Every record must appear in your copy exactly as written, with no pictures.

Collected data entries
····················
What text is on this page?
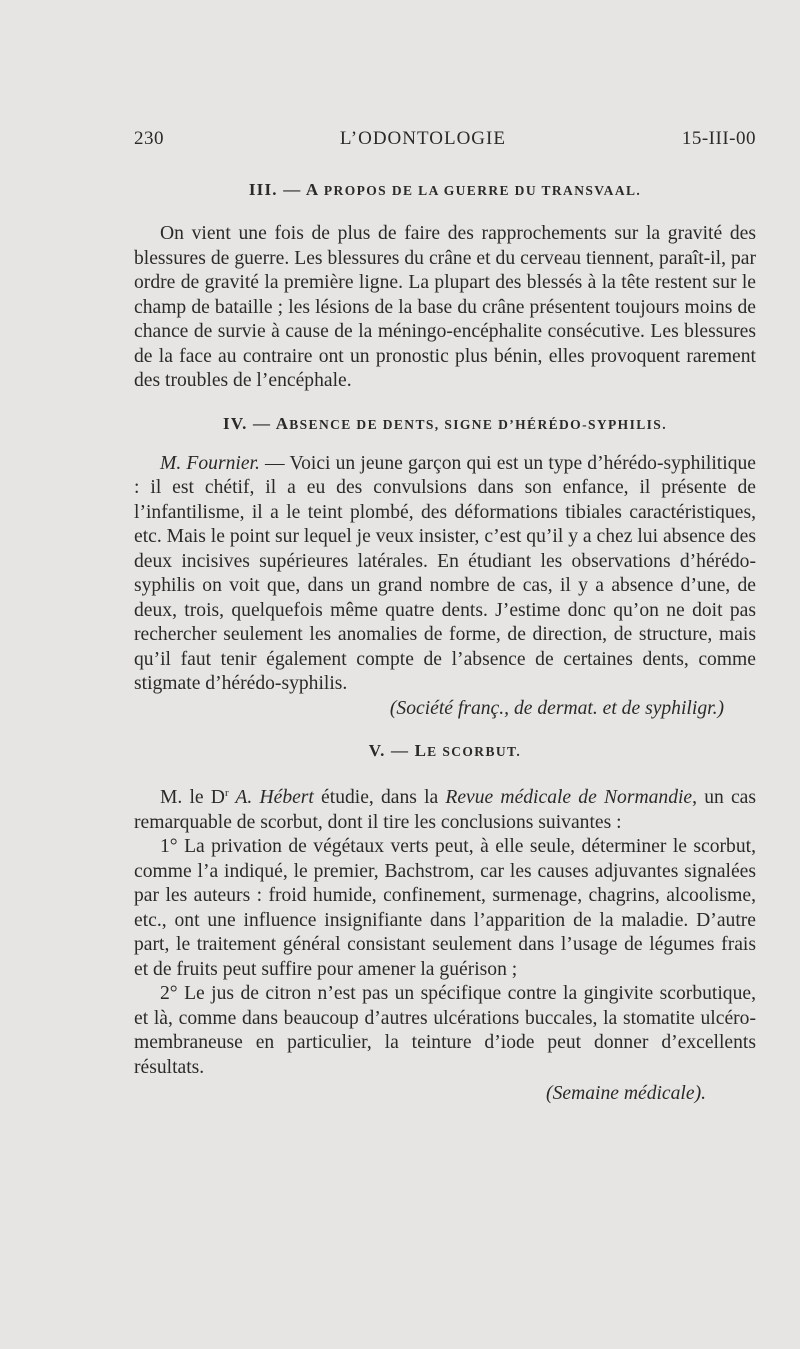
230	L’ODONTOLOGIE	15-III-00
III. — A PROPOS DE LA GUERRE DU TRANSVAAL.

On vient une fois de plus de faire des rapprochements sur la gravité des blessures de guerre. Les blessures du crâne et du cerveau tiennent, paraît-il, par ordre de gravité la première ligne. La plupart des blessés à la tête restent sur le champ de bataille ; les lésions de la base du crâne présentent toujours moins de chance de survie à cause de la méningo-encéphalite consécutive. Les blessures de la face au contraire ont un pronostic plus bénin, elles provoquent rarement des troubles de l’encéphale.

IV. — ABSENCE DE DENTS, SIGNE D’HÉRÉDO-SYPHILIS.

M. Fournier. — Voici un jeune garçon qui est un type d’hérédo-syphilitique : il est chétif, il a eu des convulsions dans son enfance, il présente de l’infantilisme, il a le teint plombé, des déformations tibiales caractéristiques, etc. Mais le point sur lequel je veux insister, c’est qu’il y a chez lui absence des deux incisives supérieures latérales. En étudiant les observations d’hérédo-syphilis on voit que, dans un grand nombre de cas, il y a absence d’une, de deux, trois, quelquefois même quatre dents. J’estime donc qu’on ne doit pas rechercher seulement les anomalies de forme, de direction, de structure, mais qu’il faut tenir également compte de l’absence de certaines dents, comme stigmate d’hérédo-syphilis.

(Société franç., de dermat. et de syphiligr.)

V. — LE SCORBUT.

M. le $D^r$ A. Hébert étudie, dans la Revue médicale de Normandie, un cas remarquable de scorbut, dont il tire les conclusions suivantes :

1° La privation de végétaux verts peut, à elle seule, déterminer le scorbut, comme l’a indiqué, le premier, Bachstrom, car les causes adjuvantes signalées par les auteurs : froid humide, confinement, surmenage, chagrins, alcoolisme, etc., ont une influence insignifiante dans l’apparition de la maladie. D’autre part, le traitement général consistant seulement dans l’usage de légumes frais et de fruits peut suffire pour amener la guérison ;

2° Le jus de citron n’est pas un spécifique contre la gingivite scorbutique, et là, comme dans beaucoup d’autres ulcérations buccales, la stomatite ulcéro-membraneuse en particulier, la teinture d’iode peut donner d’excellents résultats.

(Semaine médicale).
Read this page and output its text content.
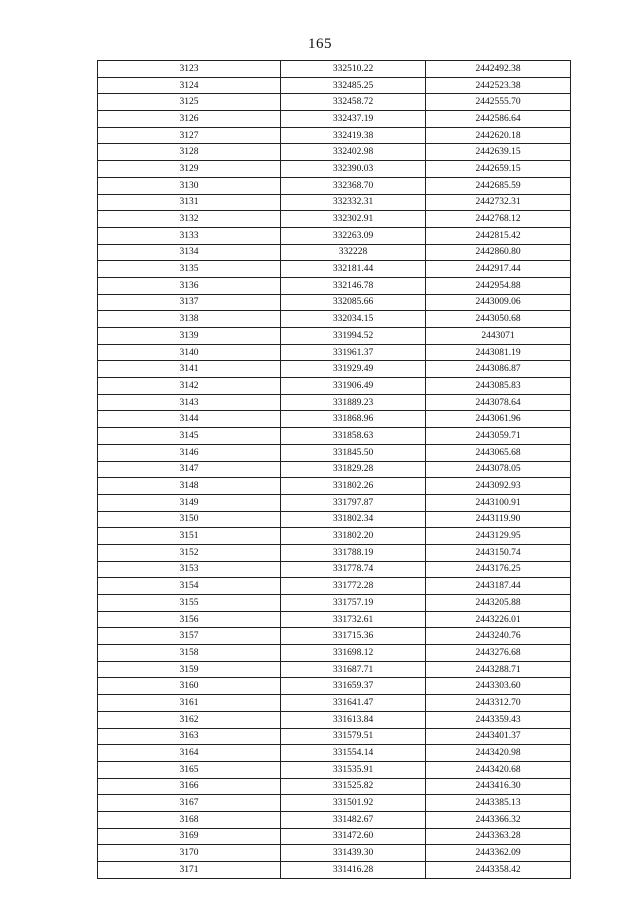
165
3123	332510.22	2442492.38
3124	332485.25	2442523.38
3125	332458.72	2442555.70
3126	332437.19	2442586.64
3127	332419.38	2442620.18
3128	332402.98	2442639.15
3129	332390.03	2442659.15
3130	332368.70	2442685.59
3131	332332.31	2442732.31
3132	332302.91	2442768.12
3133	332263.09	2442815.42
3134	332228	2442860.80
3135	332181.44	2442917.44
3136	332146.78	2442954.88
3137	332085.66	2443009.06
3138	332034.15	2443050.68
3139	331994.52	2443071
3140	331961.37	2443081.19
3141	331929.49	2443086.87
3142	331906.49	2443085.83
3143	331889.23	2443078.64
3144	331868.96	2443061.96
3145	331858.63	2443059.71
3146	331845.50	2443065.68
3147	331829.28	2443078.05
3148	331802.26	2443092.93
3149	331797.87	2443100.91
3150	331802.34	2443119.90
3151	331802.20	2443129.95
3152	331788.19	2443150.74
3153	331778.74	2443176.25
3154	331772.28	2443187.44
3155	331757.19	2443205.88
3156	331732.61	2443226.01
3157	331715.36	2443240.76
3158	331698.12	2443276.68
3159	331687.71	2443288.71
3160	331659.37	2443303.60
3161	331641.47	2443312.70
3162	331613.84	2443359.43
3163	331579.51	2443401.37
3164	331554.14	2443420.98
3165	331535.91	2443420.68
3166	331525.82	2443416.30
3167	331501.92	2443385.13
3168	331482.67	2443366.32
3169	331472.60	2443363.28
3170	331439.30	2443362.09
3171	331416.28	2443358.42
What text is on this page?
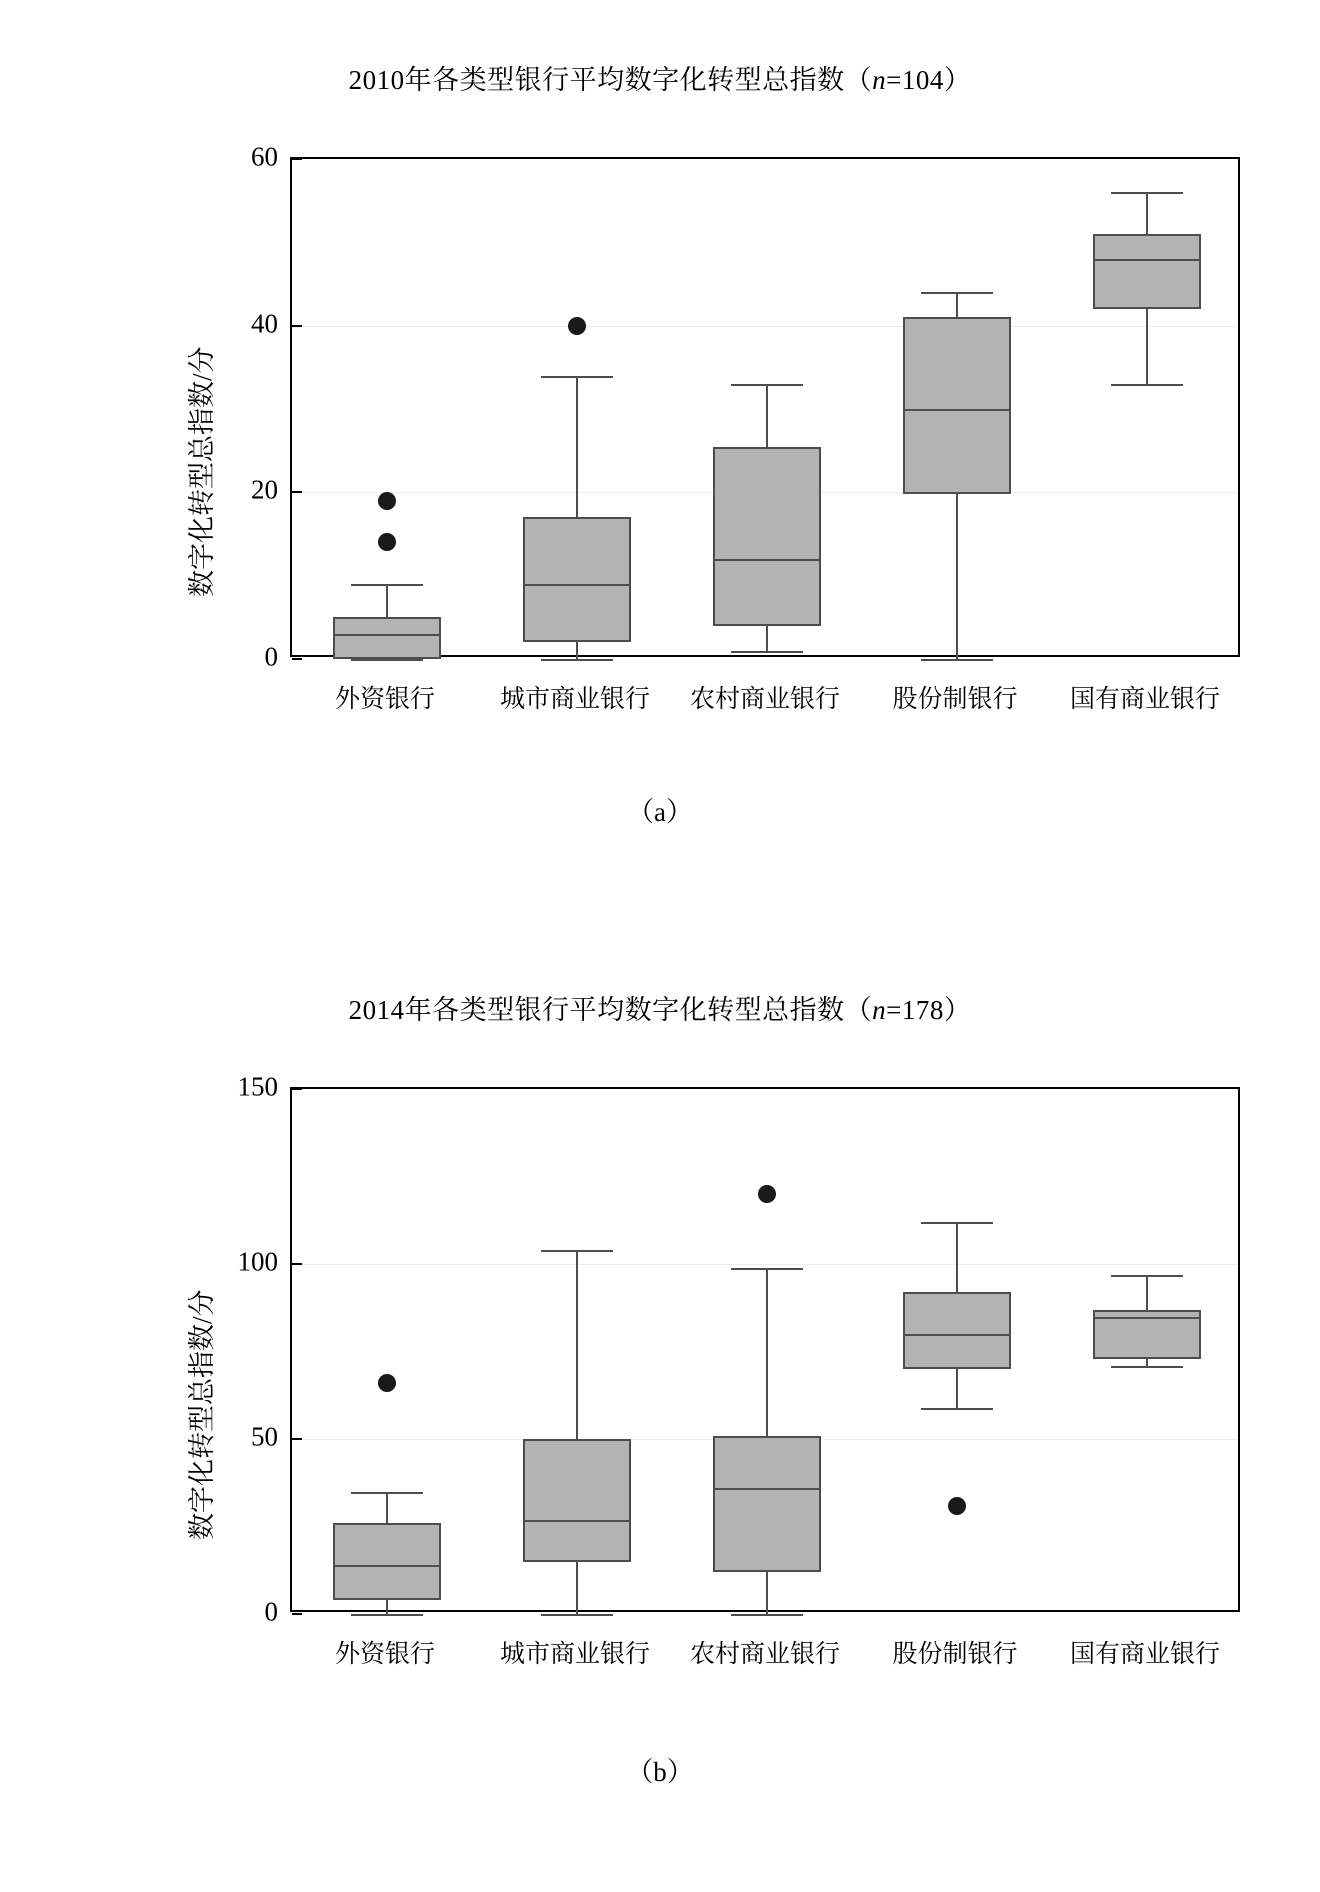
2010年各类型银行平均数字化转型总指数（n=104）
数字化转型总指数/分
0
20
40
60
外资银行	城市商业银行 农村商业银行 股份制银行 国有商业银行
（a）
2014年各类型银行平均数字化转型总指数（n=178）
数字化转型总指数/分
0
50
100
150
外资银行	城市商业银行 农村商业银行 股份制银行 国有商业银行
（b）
····················
OUTPUT FOR THIS EXERCISE
What text is on this page?
230	L’ODONTOLOGIE	15-III-00
III. — A PROPOS DE LA GUERRE DU TRANSVAAL.

On vient une fois de plus de faire des rapprochements sur la gravité des blessures de guerre. Les blessures du crâne et du cerveau tiennent, paraît-il, par ordre de gravité la première ligne. La plupart des blessés à la tête restent sur le champ de bataille ; les lésions de la base du crâne présentent toujours moins de chance de survie à cause de la méningo-encéphalite consécutive. Les blessures de la face au contraire ont un pronostic plus bénin, elles provoquent rarement des troubles de l’encéphale.

IV. — ABSENCE DE DENTS, SIGNE D’HÉRÉDO-SYPHILIS.

M. Fournier. — Voici un jeune garçon qui est un type d’hérédo-syphilitique : il est chétif, il a eu des convulsions dans son enfance, il présente de l’infantilisme, il a le teint plombé, des déformations tibiales caractéristiques, etc. Mais le point sur lequel je veux insister, c’est qu’il y a chez lui absence des deux incisives supérieures latérales. En étudiant les observations d’hérédo-syphilis on voit que, dans un grand nombre de cas, il y a absence d’une, de deux, trois, quelquefois même quatre dents. J’estime donc qu’on ne doit pas rechercher seulement les anomalies de forme, de direction, de structure, mais qu’il faut tenir également compte de l’absence de certaines dents, comme stigmate d’hérédo-syphilis.

(Société franç., de dermat. et de syphiligr.)

V. — LE SCORBUT.

M. le $D^r$ A. Hébert étudie, dans la Revue médicale de Normandie, un cas remarquable de scorbut, dont il tire les conclusions suivantes :

1° La privation de végétaux verts peut, à elle seule, déterminer le scorbut, comme l’a indiqué, le premier, Bachstrom, car les causes adjuvantes signalées par les auteurs : froid humide, confinement, surmenage, chagrins, alcoolisme, etc., ont une influence insignifiante dans l’apparition de la maladie. D’autre part, le traitement général consistant seulement dans l’usage de légumes frais et de fruits peut suffire pour amener la guérison ;

2° Le jus de citron n’est pas un spécifique contre la gingivite scorbutique, et là, comme dans beaucoup d’autres ulcérations buccales, la stomatite ulcéro-membraneuse en particulier, la teinture d’iode peut donner d’excellents résultats.

(Semaine médicale).
Read this page and output its text content.
165
3123	332510.22	2442492.38
3124	332485.25	2442523.38
3125	332458.72	2442555.70
3126	332437.19	2442586.64
3127	332419.38	2442620.18
3128	332402.98	2442639.15
3129	332390.03	2442659.15
3130	332368.70	2442685.59
3131	332332.31	2442732.31
3132	332302.91	2442768.12
3133	332263.09	2442815.42
3134	332228	2442860.80
3135	332181.44	2442917.44
3136	332146.78	2442954.88
3137	332085.66	2443009.06
3138	332034.15	2443050.68
3139	331994.52	2443071
3140	331961.37	2443081.19
3141	331929.49	2443086.87
3142	331906.49	2443085.83
3143	331889.23	2443078.64
3144	331868.96	2443061.96
3145	331858.63	2443059.71
3146	331845.50	2443065.68
3147	331829.28	2443078.05
3148	331802.26	2443092.93
3149	331797.87	2443100.91
3150	331802.34	2443119.90
3151	331802.20	2443129.95
3152	331788.19	2443150.74
3153	331778.74	2443176.25
3154	331772.28	2443187.44
3155	331757.19	2443205.88
3156	331732.61	2443226.01
3157	331715.36	2443240.76
3158	331698.12	2443276.68
3159	331687.71	2443288.71
3160	331659.37	2443303.60
3161	331641.47	2443312.70
3162	331613.84	2443359.43
3163	331579.51	2443401.37
3164	331554.14	2443420.98
3165	331535.91	2443420.68
3166	331525.82	2443416.30
3167	331501.92	2443385.13
3168	331482.67	2443366.32
3169	331472.60	2443363.28
3170	331439.30	2443362.09
3171	331416.28	2443358.42
What text is on this page?
2010年各类型银行平均数字化转型总指数（n=104）
数字化转型总指数/分
0
20
40
60
外资银行	城市商业银行 农村商业银行 股份制银行 国有商业银行
（a）
2014年各类型银行平均数字化转型总指数（n=178）
数字化转型总指数/分
0
50
100
150
外资银行	城市商业银行 农村商业银行 股份制银行 国有商业银行
（b）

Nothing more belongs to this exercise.